Rows from a figure dataset:
----
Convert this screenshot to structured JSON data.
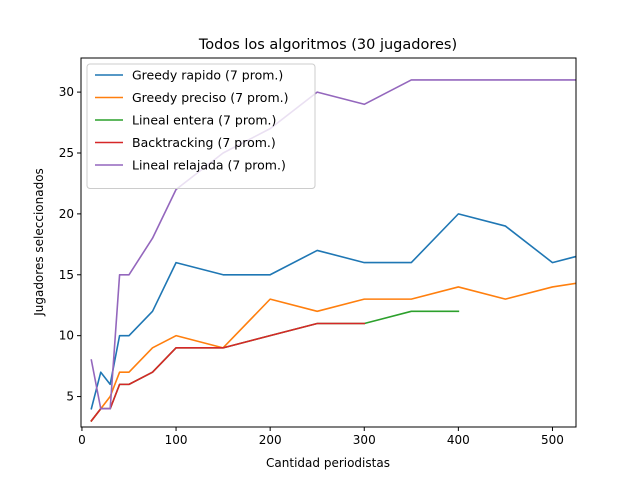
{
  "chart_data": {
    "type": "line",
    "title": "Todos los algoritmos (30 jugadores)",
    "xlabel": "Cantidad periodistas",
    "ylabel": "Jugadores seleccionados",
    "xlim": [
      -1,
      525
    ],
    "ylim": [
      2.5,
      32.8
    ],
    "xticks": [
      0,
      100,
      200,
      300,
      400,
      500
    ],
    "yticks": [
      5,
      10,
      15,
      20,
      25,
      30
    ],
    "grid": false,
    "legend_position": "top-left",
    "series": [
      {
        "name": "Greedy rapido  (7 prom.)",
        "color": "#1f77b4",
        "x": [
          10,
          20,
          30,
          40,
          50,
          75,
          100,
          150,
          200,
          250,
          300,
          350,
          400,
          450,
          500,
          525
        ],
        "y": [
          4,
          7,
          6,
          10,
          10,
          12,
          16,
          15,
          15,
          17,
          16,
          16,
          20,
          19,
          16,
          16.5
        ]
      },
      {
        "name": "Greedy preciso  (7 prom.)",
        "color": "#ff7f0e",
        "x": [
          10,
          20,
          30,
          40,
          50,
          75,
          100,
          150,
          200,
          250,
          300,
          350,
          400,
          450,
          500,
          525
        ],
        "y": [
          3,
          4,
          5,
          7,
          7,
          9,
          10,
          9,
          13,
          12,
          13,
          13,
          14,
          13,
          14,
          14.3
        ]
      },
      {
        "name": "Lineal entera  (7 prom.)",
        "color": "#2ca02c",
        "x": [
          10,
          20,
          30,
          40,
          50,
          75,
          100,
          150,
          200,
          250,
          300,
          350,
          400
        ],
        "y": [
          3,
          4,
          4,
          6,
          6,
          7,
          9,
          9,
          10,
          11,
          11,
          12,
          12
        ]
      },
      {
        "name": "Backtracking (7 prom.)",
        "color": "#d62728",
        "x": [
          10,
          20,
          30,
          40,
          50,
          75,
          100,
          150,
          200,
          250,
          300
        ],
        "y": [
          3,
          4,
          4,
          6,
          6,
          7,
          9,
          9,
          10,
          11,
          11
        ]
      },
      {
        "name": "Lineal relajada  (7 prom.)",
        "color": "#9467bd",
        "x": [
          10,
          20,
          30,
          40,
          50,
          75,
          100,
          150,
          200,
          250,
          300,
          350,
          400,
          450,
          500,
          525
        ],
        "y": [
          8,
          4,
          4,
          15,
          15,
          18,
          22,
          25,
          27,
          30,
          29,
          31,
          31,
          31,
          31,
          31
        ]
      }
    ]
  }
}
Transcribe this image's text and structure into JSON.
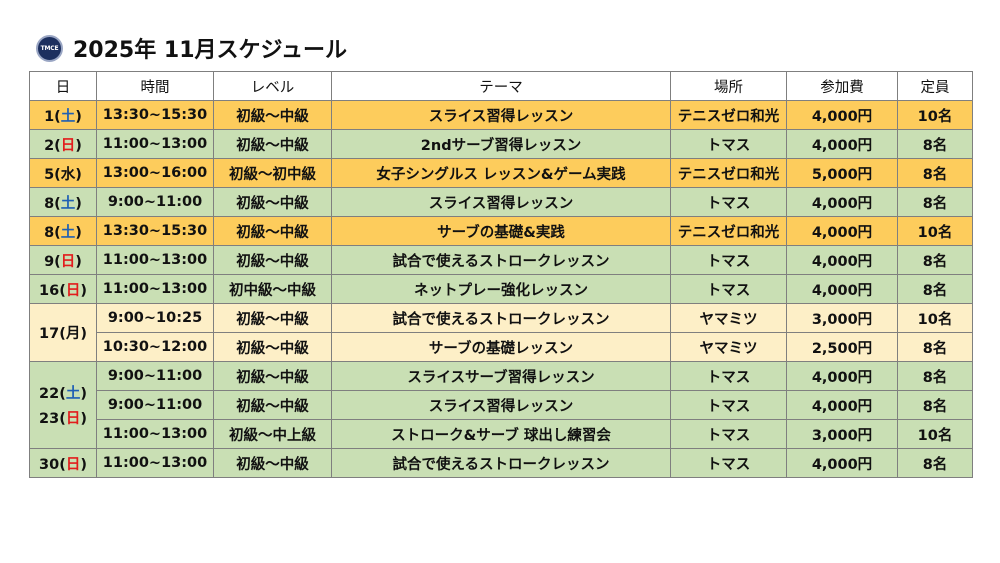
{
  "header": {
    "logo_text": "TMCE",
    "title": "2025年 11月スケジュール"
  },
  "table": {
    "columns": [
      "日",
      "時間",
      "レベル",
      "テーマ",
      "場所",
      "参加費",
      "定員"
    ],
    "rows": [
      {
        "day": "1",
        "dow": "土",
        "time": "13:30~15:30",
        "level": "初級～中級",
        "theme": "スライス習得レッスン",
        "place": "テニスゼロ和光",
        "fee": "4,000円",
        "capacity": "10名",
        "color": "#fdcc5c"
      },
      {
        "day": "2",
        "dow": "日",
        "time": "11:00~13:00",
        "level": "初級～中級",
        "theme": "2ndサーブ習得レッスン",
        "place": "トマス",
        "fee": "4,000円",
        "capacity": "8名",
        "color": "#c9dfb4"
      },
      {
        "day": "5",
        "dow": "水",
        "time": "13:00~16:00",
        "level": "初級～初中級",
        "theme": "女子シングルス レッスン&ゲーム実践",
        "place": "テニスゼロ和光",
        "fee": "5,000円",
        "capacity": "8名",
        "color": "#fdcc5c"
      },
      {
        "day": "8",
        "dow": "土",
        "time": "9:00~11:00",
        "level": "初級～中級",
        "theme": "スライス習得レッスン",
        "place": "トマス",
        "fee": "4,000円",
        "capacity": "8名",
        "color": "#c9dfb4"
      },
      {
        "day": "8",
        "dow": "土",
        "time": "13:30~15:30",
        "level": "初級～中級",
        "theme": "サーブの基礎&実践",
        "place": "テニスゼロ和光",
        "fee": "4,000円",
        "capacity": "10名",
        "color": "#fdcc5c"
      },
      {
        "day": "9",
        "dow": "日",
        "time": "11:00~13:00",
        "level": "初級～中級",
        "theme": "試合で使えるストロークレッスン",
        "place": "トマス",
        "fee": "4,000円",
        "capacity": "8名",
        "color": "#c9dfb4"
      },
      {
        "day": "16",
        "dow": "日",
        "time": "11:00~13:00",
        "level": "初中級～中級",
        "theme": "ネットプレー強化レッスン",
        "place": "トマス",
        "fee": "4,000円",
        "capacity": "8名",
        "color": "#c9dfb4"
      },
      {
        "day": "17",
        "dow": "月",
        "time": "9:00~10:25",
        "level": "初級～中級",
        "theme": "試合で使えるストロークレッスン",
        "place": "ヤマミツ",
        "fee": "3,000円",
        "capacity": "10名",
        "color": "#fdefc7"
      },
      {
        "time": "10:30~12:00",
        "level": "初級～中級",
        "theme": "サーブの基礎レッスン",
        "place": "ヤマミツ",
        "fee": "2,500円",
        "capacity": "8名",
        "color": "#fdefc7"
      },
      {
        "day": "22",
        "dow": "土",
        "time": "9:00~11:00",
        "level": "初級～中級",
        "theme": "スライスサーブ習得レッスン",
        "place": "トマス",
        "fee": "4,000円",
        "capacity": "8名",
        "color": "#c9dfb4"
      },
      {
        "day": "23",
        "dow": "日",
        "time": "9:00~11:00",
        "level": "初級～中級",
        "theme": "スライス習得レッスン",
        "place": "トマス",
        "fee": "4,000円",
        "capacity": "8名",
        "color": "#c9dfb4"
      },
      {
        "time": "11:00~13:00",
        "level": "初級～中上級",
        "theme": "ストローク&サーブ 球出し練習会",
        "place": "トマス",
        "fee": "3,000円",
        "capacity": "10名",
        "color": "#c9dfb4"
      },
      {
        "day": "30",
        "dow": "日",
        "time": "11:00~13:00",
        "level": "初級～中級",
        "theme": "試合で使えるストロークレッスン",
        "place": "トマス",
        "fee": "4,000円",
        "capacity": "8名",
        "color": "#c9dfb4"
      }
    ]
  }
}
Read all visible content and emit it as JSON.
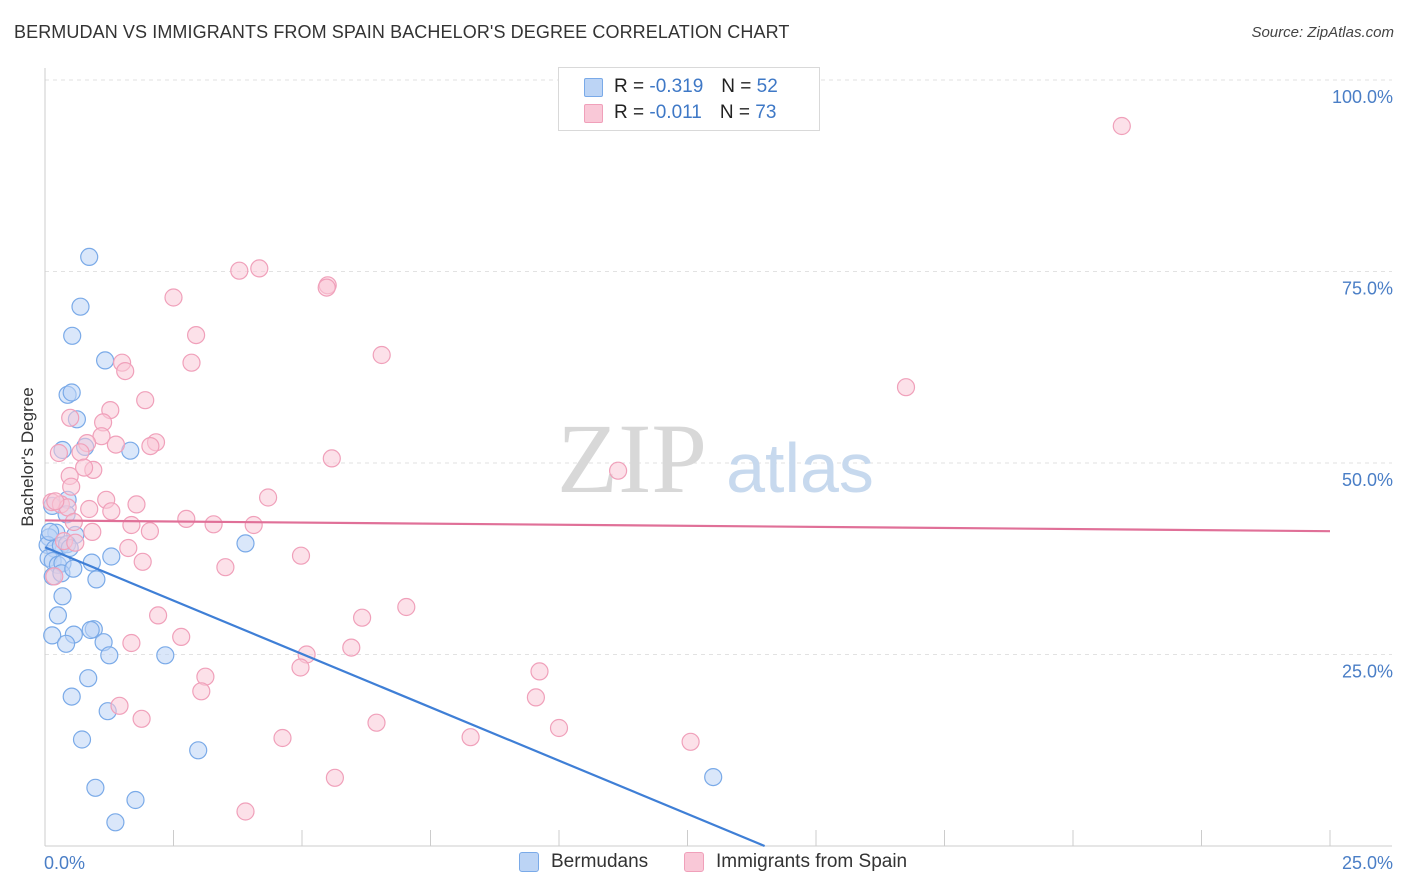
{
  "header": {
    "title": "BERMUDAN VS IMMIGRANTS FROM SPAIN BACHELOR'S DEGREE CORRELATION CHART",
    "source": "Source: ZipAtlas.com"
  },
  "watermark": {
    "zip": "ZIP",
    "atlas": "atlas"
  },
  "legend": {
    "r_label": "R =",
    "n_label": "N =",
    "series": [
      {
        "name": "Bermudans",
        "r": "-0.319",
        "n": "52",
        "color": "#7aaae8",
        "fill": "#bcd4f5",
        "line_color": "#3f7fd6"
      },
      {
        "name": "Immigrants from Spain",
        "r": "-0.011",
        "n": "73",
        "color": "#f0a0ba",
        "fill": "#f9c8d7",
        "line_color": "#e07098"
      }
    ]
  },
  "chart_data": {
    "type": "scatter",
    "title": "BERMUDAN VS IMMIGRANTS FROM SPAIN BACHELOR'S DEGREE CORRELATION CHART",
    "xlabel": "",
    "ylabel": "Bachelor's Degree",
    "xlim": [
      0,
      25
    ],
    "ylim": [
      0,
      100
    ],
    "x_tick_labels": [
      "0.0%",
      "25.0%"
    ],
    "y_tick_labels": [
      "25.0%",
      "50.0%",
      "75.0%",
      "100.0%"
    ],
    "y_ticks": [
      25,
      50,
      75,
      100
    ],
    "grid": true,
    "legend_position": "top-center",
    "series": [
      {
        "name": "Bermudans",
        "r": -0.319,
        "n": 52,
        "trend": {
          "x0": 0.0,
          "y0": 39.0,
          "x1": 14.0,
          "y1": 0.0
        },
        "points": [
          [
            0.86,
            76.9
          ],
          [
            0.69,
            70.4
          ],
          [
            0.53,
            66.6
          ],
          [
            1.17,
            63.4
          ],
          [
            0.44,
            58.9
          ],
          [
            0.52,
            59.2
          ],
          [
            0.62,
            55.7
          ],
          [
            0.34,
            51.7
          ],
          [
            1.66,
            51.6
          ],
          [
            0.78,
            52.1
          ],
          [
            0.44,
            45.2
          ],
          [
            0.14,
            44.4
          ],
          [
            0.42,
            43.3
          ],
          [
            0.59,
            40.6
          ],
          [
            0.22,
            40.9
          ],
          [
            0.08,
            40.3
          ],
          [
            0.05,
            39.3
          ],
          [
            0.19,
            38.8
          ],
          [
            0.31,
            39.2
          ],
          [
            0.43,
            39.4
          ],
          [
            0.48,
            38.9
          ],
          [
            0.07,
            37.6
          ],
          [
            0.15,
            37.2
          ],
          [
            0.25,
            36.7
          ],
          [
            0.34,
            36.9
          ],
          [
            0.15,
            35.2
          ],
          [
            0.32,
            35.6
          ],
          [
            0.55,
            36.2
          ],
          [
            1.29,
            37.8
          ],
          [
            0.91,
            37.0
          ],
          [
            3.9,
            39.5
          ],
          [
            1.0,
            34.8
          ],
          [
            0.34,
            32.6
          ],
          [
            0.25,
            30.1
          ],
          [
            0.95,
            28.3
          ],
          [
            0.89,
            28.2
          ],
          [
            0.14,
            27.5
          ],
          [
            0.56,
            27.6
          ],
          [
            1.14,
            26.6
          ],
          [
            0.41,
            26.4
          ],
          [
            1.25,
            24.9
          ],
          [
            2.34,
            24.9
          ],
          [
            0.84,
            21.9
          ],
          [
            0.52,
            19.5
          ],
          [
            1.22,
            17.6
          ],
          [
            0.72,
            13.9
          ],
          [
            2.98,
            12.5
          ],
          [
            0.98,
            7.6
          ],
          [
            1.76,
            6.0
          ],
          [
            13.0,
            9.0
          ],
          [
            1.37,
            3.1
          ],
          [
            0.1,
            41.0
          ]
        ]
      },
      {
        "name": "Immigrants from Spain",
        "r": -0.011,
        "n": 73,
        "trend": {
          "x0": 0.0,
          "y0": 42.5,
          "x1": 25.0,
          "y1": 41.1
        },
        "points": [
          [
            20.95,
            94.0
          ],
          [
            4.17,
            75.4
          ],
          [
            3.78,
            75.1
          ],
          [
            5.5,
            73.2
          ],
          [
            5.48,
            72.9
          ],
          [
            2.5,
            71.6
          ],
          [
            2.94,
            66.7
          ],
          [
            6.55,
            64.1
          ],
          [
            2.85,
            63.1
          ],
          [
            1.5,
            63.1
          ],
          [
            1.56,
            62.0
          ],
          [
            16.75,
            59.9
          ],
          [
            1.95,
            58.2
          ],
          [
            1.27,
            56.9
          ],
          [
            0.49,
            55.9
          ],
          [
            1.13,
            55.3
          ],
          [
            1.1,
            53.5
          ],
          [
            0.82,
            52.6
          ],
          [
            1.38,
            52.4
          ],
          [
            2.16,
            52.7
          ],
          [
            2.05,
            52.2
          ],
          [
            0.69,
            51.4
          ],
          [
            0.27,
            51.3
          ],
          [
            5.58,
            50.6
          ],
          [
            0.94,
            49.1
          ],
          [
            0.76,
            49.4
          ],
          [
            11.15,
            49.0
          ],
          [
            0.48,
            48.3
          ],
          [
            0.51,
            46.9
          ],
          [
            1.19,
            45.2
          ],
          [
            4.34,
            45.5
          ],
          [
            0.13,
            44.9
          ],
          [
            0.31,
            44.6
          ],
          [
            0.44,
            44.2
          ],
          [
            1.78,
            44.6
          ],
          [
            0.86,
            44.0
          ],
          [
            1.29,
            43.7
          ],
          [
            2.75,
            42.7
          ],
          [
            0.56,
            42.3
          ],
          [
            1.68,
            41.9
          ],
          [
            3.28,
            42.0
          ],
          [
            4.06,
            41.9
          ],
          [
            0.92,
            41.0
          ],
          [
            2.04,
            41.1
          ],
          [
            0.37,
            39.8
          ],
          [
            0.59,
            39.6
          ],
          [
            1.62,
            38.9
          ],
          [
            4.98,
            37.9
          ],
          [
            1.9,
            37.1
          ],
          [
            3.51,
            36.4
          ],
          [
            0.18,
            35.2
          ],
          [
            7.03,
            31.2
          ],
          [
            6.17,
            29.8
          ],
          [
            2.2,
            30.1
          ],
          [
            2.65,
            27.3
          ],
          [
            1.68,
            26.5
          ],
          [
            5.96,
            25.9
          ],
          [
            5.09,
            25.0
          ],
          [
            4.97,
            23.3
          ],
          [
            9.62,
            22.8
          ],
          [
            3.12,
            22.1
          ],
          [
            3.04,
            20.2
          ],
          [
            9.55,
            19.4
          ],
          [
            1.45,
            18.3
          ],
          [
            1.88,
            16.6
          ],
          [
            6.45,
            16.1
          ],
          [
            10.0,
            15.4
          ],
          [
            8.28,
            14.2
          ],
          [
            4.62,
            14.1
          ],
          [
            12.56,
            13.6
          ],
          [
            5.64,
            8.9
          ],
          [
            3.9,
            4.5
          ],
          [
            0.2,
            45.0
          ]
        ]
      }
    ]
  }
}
----
• **The exercise**:
Look through the entries above and list every line containing "prom".

• **Exercise output**:
        "name": "Greedy rapido  (7 prom.)",
        "name": "Greedy preciso  (7 prom.)",
        "name": "Lineal entera  (7 prom.)",
        "name": "Backtracking (7 prom.)",
        "name": "Lineal relajada  (7 prom.)",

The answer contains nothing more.